## Direction
In your copy, reproduce the entries exactly as they are, minus the images.

## Dataset excerpts
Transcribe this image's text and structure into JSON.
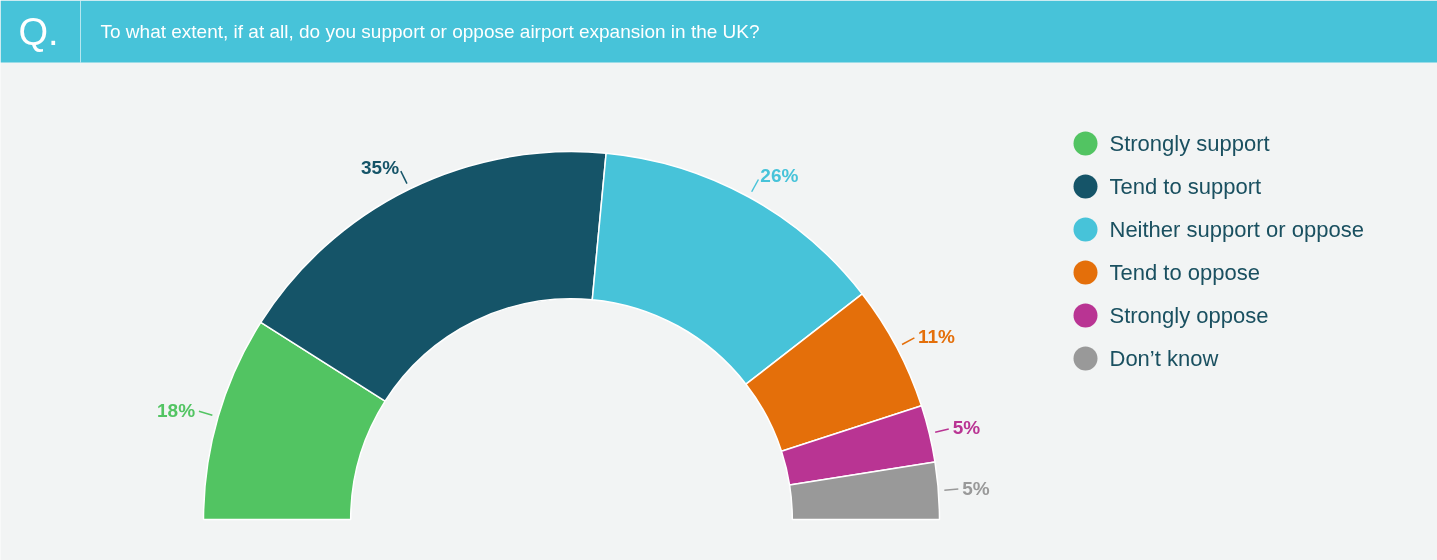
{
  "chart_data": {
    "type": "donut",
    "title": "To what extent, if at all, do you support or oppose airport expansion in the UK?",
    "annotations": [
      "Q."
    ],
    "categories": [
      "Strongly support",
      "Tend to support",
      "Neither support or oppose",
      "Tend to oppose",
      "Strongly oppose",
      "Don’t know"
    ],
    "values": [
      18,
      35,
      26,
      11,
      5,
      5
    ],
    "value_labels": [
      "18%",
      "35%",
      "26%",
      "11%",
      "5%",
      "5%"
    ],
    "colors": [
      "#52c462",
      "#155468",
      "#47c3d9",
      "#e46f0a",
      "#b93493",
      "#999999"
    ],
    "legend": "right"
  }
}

## Answer in full
Transcribe this image's text and structure into JSON.
{
  "chart_data": {
    "type": "donut",
    "title": "To what extent, if at all, do you support or oppose airport expansion in the UK?",
    "annotations": [
      "Q."
    ],
    "categories": [
      "Strongly support",
      "Tend to support",
      "Neither support or oppose",
      "Tend to oppose",
      "Strongly oppose",
      "Don’t know"
    ],
    "values": [
      18,
      35,
      26,
      11,
      5,
      5
    ],
    "value_labels": [
      "18%",
      "35%",
      "26%",
      "11%",
      "5%",
      "5%"
    ],
    "colors": [
      "#52c462",
      "#155468",
      "#47c3d9",
      "#e46f0a",
      "#b93493",
      "#999999"
    ],
    "legend": "right"
  }
}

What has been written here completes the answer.